* **Task brief**
Retype the full set of records. Keep every character identical.

[Items from a figure collection]
^^^^^^^^^^^^^^^^
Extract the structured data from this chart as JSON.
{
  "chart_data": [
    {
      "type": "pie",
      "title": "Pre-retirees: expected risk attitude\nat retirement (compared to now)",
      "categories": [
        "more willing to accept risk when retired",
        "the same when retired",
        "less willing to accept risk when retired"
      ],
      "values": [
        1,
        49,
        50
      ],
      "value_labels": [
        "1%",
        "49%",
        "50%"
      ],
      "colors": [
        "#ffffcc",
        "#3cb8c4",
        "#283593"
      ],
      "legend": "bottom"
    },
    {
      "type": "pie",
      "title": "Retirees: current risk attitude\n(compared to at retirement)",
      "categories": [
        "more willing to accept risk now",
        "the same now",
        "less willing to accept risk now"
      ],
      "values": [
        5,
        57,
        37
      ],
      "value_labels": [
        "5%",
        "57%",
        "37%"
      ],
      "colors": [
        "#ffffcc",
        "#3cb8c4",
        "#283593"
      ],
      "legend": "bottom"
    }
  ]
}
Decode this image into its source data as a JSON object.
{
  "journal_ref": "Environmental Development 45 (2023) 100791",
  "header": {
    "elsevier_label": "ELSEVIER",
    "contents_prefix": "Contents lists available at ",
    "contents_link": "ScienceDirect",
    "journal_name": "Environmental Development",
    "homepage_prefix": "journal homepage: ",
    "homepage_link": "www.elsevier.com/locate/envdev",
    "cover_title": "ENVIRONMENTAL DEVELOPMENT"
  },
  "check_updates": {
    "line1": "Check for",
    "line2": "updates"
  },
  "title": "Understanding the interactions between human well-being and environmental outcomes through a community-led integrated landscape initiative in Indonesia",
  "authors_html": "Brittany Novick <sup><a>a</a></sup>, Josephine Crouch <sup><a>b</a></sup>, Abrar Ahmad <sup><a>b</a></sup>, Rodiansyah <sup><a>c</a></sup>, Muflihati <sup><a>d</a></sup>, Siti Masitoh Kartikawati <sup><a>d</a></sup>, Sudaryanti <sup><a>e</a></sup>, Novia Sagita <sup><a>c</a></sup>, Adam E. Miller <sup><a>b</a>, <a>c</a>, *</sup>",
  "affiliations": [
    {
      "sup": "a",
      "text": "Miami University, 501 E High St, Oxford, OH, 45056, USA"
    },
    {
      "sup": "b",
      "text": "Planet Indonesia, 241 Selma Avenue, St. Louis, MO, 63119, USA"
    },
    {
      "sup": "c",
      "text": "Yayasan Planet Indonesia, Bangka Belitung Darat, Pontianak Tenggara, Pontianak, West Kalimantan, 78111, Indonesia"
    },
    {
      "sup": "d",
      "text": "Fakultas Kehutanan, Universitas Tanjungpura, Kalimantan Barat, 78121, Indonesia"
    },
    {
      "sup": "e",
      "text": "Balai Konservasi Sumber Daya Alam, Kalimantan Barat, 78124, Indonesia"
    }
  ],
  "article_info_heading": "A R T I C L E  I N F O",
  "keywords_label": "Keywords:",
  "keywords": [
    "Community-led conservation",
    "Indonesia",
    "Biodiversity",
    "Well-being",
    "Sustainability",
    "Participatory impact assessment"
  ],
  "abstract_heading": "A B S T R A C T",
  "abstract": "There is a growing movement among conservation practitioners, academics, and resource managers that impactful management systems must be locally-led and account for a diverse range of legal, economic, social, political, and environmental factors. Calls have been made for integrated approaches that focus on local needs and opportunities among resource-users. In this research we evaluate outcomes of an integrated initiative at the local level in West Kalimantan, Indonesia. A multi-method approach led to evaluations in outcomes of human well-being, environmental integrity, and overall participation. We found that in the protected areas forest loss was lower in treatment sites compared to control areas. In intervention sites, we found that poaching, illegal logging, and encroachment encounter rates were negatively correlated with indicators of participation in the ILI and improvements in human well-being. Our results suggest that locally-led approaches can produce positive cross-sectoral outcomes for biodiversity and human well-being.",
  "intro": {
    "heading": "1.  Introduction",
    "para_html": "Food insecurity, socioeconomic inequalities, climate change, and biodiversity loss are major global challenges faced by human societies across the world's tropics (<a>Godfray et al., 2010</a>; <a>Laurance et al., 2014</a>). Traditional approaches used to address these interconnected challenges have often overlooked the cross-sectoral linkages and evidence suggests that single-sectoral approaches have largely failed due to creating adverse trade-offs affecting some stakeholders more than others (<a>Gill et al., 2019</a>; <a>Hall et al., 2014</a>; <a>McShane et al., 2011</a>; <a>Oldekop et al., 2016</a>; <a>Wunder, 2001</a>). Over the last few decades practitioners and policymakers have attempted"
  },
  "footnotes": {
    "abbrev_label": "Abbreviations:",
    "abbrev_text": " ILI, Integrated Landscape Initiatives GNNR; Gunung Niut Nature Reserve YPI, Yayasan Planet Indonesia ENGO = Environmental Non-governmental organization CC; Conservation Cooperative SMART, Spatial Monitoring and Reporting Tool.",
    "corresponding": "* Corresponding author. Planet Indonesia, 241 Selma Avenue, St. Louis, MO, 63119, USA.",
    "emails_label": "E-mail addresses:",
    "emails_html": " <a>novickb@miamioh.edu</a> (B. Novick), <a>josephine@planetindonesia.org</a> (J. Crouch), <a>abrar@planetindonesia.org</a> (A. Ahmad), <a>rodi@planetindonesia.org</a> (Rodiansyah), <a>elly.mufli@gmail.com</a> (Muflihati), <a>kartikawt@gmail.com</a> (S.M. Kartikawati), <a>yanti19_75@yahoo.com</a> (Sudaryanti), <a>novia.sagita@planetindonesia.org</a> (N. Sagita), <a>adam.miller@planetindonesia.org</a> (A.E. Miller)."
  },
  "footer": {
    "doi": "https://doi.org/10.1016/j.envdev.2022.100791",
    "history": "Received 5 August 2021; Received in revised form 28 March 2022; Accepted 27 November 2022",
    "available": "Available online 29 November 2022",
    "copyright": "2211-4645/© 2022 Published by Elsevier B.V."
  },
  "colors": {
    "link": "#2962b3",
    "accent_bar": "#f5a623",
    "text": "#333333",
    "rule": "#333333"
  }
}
^^^^^^^^^^^^^^^^
* **Worked answer**
Extract the structured data from this chart as JSON.
{
  "chart_data": [
    {
      "type": "pie",
      "title": "Pre-retirees: expected risk attitude\nat retirement (compared to now)",
      "categories": [
        "more willing to accept risk when retired",
        "the same when retired",
        "less willing to accept risk when retired"
      ],
      "values": [
        1,
        49,
        50
      ],
      "value_labels": [
        "1%",
        "49%",
        "50%"
      ],
      "colors": [
        "#ffffcc",
        "#3cb8c4",
        "#283593"
      ],
      "legend": "bottom"
    },
    {
      "type": "pie",
      "title": "Retirees: current risk attitude\n(compared to at retirement)",
      "categories": [
        "more willing to accept risk now",
        "the same now",
        "less willing to accept risk now"
      ],
      "values": [
        5,
        57,
        37
      ],
      "value_labels": [
        "5%",
        "57%",
        "37%"
      ],
      "colors": [
        "#ffffcc",
        "#3cb8c4",
        "#283593"
      ],
      "legend": "bottom"
    }
  ]
}
Decode this image into its source data as a JSON object.
{
  "journal_ref": "Environmental Development 45 (2023) 100791",
  "header": {
    "elsevier_label": "ELSEVIER",
    "contents_prefix": "Contents lists available at ",
    "contents_link": "ScienceDirect",
    "journal_name": "Environmental Development",
    "homepage_prefix": "journal homepage: ",
    "homepage_link": "www.elsevier.com/locate/envdev",
    "cover_title": "ENVIRONMENTAL DEVELOPMENT"
  },
  "check_updates": {
    "line1": "Check for",
    "line2": "updates"
  },
  "title": "Understanding the interactions between human well-being and environmental outcomes through a community-led integrated landscape initiative in Indonesia",
  "authors_html": "Brittany Novick <sup><a>a</a></sup>, Josephine Crouch <sup><a>b</a></sup>, Abrar Ahmad <sup><a>b</a></sup>, Rodiansyah <sup><a>c</a></sup>, Muflihati <sup><a>d</a></sup>, Siti Masitoh Kartikawati <sup><a>d</a></sup>, Sudaryanti <sup><a>e</a></sup>, Novia Sagita <sup><a>c</a></sup>, Adam E. Miller <sup><a>b</a>, <a>c</a>, *</sup>",
  "affiliations": [
    {
      "sup": "a",
      "text": "Miami University, 501 E High St, Oxford, OH, 45056, USA"
    },
    {
      "sup": "b",
      "text": "Planet Indonesia, 241 Selma Avenue, St. Louis, MO, 63119, USA"
    },
    {
      "sup": "c",
      "text": "Yayasan Planet Indonesia, Bangka Belitung Darat, Pontianak Tenggara, Pontianak, West Kalimantan, 78111, Indonesia"
    },
    {
      "sup": "d",
      "text": "Fakultas Kehutanan, Universitas Tanjungpura, Kalimantan Barat, 78121, Indonesia"
    },
    {
      "sup": "e",
      "text": "Balai Konservasi Sumber Daya Alam, Kalimantan Barat, 78124, Indonesia"
    }
  ],
  "article_info_heading": "A R T I C L E  I N F O",
  "keywords_label": "Keywords:",
  "keywords": [
    "Community-led conservation",
    "Indonesia",
    "Biodiversity",
    "Well-being",
    "Sustainability",
    "Participatory impact assessment"
  ],
  "abstract_heading": "A B S T R A C T",
  "abstract": "There is a growing movement among conservation practitioners, academics, and resource managers that impactful management systems must be locally-led and account for a diverse range of legal, economic, social, political, and environmental factors. Calls have been made for integrated approaches that focus on local needs and opportunities among resource-users. In this research we evaluate outcomes of an integrated initiative at the local level in West Kalimantan, Indonesia. A multi-method approach led to evaluations in outcomes of human well-being, environmental integrity, and overall participation. We found that in the protected areas forest loss was lower in treatment sites compared to control areas. In intervention sites, we found that poaching, illegal logging, and encroachment encounter rates were negatively correlated with indicators of participation in the ILI and improvements in human well-being. Our results suggest that locally-led approaches can produce positive cross-sectoral outcomes for biodiversity and human well-being.",
  "intro": {
    "heading": "1.  Introduction",
    "para_html": "Food insecurity, socioeconomic inequalities, climate change, and biodiversity loss are major global challenges faced by human societies across the world's tropics (<a>Godfray et al., 2010</a>; <a>Laurance et al., 2014</a>). Traditional approaches used to address these interconnected challenges have often overlooked the cross-sectoral linkages and evidence suggests that single-sectoral approaches have largely failed due to creating adverse trade-offs affecting some stakeholders more than others (<a>Gill et al., 2019</a>; <a>Hall et al., 2014</a>; <a>McShane et al., 2011</a>; <a>Oldekop et al., 2016</a>; <a>Wunder, 2001</a>). Over the last few decades practitioners and policymakers have attempted"
  },
  "footnotes": {
    "abbrev_label": "Abbreviations:",
    "abbrev_text": " ILI, Integrated Landscape Initiatives GNNR; Gunung Niut Nature Reserve YPI, Yayasan Planet Indonesia ENGO = Environmental Non-governmental organization CC; Conservation Cooperative SMART, Spatial Monitoring and Reporting Tool.",
    "corresponding": "* Corresponding author. Planet Indonesia, 241 Selma Avenue, St. Louis, MO, 63119, USA.",
    "emails_label": "E-mail addresses:",
    "emails_html": " <a>novickb@miamioh.edu</a> (B. Novick), <a>josephine@planetindonesia.org</a> (J. Crouch), <a>abrar@planetindonesia.org</a> (A. Ahmad), <a>rodi@planetindonesia.org</a> (Rodiansyah), <a>elly.mufli@gmail.com</a> (Muflihati), <a>kartikawt@gmail.com</a> (S.M. Kartikawati), <a>yanti19_75@yahoo.com</a> (Sudaryanti), <a>novia.sagita@planetindonesia.org</a> (N. Sagita), <a>adam.miller@planetindonesia.org</a> (A.E. Miller)."
  },
  "footer": {
    "doi": "https://doi.org/10.1016/j.envdev.2022.100791",
    "history": "Received 5 August 2021; Received in revised form 28 March 2022; Accepted 27 November 2022",
    "available": "Available online 29 November 2022",
    "copyright": "2211-4645/© 2022 Published by Elsevier B.V."
  },
  "colors": {
    "link": "#2962b3",
    "accent_bar": "#f5a623",
    "text": "#333333",
    "rule": "#333333"
  }
}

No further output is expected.